- _ASSIGNMENT_
The answer must consist of every line in the data below that holds the word "tipos".

- _AVAILABLE DATA_
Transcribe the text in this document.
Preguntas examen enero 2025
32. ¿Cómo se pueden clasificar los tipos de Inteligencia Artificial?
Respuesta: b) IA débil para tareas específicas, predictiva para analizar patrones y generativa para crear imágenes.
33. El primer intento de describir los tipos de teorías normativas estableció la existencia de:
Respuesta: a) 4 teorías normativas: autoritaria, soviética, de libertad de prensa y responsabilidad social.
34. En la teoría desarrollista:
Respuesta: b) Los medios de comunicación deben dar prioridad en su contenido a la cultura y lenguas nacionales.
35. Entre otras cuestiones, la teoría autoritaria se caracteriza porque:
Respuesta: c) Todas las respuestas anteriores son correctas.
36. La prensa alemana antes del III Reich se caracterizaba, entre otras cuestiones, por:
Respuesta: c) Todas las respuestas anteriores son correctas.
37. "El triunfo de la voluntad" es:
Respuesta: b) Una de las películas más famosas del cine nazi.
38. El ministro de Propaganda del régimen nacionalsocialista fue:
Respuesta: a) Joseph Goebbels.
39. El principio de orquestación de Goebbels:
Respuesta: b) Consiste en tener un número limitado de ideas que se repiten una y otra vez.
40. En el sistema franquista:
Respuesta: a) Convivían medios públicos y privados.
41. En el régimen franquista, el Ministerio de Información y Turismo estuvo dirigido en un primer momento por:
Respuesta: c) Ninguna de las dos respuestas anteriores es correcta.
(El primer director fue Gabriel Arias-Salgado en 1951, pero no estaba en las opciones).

- _RESPONSE BOX_
32. ¿Cómo se pueden clasificar los tipos de Inteligencia Artificial?
33. El primer intento de describir los tipos de teorías normativas estableció la existencia de:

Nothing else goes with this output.